■ **TASK**:
Each line below should be reproduced without any alteration.

■ **STORED RECORDS**:
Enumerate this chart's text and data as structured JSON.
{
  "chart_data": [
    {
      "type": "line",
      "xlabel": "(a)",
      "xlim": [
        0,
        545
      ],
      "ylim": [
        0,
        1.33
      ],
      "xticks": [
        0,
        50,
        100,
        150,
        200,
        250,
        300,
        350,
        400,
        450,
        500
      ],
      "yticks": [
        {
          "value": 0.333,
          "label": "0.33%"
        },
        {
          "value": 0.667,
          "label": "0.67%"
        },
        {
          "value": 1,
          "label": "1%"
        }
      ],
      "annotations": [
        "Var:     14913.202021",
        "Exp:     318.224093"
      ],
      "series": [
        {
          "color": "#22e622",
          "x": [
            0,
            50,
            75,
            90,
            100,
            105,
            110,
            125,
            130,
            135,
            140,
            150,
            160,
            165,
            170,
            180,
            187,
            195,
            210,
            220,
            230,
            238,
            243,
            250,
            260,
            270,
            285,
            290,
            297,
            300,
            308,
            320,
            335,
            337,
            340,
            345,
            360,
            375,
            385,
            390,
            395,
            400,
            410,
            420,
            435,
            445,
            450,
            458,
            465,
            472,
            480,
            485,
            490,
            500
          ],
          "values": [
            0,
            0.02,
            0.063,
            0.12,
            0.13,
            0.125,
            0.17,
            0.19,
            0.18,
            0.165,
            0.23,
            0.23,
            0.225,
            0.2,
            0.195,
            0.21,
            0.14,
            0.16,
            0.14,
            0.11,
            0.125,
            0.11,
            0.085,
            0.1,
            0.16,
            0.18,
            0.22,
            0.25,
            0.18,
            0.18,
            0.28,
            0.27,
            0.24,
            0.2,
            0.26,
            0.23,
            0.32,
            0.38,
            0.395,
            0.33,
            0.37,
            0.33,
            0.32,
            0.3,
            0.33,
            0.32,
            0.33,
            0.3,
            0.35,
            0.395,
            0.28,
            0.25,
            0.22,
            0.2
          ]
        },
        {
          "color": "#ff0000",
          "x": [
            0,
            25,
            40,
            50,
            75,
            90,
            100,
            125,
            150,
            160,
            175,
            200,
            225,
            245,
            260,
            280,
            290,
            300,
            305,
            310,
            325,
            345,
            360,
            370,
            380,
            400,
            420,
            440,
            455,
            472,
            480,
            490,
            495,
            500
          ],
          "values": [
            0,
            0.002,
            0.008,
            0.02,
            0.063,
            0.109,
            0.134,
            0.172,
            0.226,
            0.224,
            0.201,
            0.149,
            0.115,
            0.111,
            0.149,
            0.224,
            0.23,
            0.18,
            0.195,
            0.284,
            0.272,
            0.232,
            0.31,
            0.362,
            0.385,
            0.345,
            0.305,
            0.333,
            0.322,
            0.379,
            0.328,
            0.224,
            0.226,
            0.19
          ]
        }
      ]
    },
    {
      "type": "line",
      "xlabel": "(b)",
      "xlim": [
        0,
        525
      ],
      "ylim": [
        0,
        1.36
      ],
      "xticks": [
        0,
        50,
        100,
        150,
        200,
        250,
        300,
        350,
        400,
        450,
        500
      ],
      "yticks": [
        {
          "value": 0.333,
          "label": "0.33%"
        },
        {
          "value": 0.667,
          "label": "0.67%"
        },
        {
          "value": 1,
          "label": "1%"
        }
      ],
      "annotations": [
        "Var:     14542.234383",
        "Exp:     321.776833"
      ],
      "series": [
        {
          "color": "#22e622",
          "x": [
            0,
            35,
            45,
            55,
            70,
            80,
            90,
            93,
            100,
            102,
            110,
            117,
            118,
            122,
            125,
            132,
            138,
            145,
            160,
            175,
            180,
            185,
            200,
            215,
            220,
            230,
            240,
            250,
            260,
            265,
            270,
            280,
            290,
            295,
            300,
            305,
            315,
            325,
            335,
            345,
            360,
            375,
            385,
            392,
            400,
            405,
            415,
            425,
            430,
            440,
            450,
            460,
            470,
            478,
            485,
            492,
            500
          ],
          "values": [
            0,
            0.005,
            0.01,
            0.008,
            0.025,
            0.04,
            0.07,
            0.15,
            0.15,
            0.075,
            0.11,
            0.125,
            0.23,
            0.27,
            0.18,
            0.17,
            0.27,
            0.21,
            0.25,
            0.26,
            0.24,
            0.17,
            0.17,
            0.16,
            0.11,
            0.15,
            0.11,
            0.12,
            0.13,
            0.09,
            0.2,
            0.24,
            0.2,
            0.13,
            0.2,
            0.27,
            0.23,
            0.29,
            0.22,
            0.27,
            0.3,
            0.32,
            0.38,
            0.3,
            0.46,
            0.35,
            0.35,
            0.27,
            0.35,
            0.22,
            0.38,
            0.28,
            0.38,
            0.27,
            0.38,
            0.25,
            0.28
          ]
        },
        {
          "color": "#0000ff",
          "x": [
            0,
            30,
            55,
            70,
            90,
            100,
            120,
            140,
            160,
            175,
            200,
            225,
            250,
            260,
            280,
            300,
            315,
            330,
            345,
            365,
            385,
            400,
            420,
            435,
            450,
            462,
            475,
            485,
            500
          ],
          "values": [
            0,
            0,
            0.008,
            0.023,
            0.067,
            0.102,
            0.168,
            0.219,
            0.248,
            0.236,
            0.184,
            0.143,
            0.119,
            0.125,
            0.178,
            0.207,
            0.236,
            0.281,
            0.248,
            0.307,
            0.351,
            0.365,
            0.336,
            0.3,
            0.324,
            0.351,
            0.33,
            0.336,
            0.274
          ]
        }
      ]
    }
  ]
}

■ **EXERCISE SOLUTION**:
Enumerate this chart's text and data as structured JSON.
{
  "chart_data": [
    {
      "type": "line",
      "xlabel": "(a)",
      "xlim": [
        0,
        545
      ],
      "ylim": [
        0,
        1.33
      ],
      "xticks": [
        0,
        50,
        100,
        150,
        200,
        250,
        300,
        350,
        400,
        450,
        500
      ],
      "yticks": [
        {
          "value": 0.333,
          "label": "0.33%"
        },
        {
          "value": 0.667,
          "label": "0.67%"
        },
        {
          "value": 1,
          "label": "1%"
        }
      ],
      "annotations": [
        "Var:     14913.202021",
        "Exp:     318.224093"
      ],
      "series": [
        {
          "color": "#22e622",
          "x": [
            0,
            50,
            75,
            90,
            100,
            105,
            110,
            125,
            130,
            135,
            140,
            150,
            160,
            165,
            170,
            180,
            187,
            195,
            210,
            220,
            230,
            238,
            243,
            250,
            260,
            270,
            285,
            290,
            297,
            300,
            308,
            320,
            335,
            337,
            340,
            345,
            360,
            375,
            385,
            390,
            395,
            400,
            410,
            420,
            435,
            445,
            450,
            458,
            465,
            472,
            480,
            485,
            490,
            500
          ],
          "values": [
            0,
            0.02,
            0.063,
            0.12,
            0.13,
            0.125,
            0.17,
            0.19,
            0.18,
            0.165,
            0.23,
            0.23,
            0.225,
            0.2,
            0.195,
            0.21,
            0.14,
            0.16,
            0.14,
            0.11,
            0.125,
            0.11,
            0.085,
            0.1,
            0.16,
            0.18,
            0.22,
            0.25,
            0.18,
            0.18,
            0.28,
            0.27,
            0.24,
            0.2,
            0.26,
            0.23,
            0.32,
            0.38,
            0.395,
            0.33,
            0.37,
            0.33,
            0.32,
            0.3,
            0.33,
            0.32,
            0.33,
            0.3,
            0.35,
            0.395,
            0.28,
            0.25,
            0.22,
            0.2
          ]
        },
        {
          "color": "#ff0000",
          "x": [
            0,
            25,
            40,
            50,
            75,
            90,
            100,
            125,
            150,
            160,
            175,
            200,
            225,
            245,
            260,
            280,
            290,
            300,
            305,
            310,
            325,
            345,
            360,
            370,
            380,
            400,
            420,
            440,
            455,
            472,
            480,
            490,
            495,
            500
          ],
          "values": [
            0,
            0.002,
            0.008,
            0.02,
            0.063,
            0.109,
            0.134,
            0.172,
            0.226,
            0.224,
            0.201,
            0.149,
            0.115,
            0.111,
            0.149,
            0.224,
            0.23,
            0.18,
            0.195,
            0.284,
            0.272,
            0.232,
            0.31,
            0.362,
            0.385,
            0.345,
            0.305,
            0.333,
            0.322,
            0.379,
            0.328,
            0.224,
            0.226,
            0.19
          ]
        }
      ]
    },
    {
      "type": "line",
      "xlabel": "(b)",
      "xlim": [
        0,
        525
      ],
      "ylim": [
        0,
        1.36
      ],
      "xticks": [
        0,
        50,
        100,
        150,
        200,
        250,
        300,
        350,
        400,
        450,
        500
      ],
      "yticks": [
        {
          "value": 0.333,
          "label": "0.33%"
        },
        {
          "value": 0.667,
          "label": "0.67%"
        },
        {
          "value": 1,
          "label": "1%"
        }
      ],
      "annotations": [
        "Var:     14542.234383",
        "Exp:     321.776833"
      ],
      "series": [
        {
          "color": "#22e622",
          "x": [
            0,
            35,
            45,
            55,
            70,
            80,
            90,
            93,
            100,
            102,
            110,
            117,
            118,
            122,
            125,
            132,
            138,
            145,
            160,
            175,
            180,
            185,
            200,
            215,
            220,
            230,
            240,
            250,
            260,
            265,
            270,
            280,
            290,
            295,
            300,
            305,
            315,
            325,
            335,
            345,
            360,
            375,
            385,
            392,
            400,
            405,
            415,
            425,
            430,
            440,
            450,
            460,
            470,
            478,
            485,
            492,
            500
          ],
          "values": [
            0,
            0.005,
            0.01,
            0.008,
            0.025,
            0.04,
            0.07,
            0.15,
            0.15,
            0.075,
            0.11,
            0.125,
            0.23,
            0.27,
            0.18,
            0.17,
            0.27,
            0.21,
            0.25,
            0.26,
            0.24,
            0.17,
            0.17,
            0.16,
            0.11,
            0.15,
            0.11,
            0.12,
            0.13,
            0.09,
            0.2,
            0.24,
            0.2,
            0.13,
            0.2,
            0.27,
            0.23,
            0.29,
            0.22,
            0.27,
            0.3,
            0.32,
            0.38,
            0.3,
            0.46,
            0.35,
            0.35,
            0.27,
            0.35,
            0.22,
            0.38,
            0.28,
            0.38,
            0.27,
            0.38,
            0.25,
            0.28
          ]
        },
        {
          "color": "#0000ff",
          "x": [
            0,
            30,
            55,
            70,
            90,
            100,
            120,
            140,
            160,
            175,
            200,
            225,
            250,
            260,
            280,
            300,
            315,
            330,
            345,
            365,
            385,
            400,
            420,
            435,
            450,
            462,
            475,
            485,
            500
          ],
          "values": [
            0,
            0,
            0.008,
            0.023,
            0.067,
            0.102,
            0.168,
            0.219,
            0.248,
            0.236,
            0.184,
            0.143,
            0.119,
            0.125,
            0.178,
            0.207,
            0.236,
            0.281,
            0.248,
            0.307,
            0.351,
            0.365,
            0.336,
            0.3,
            0.324,
            0.351,
            0.33,
            0.336,
            0.274
          ]
        }
      ]
    }
  ]
}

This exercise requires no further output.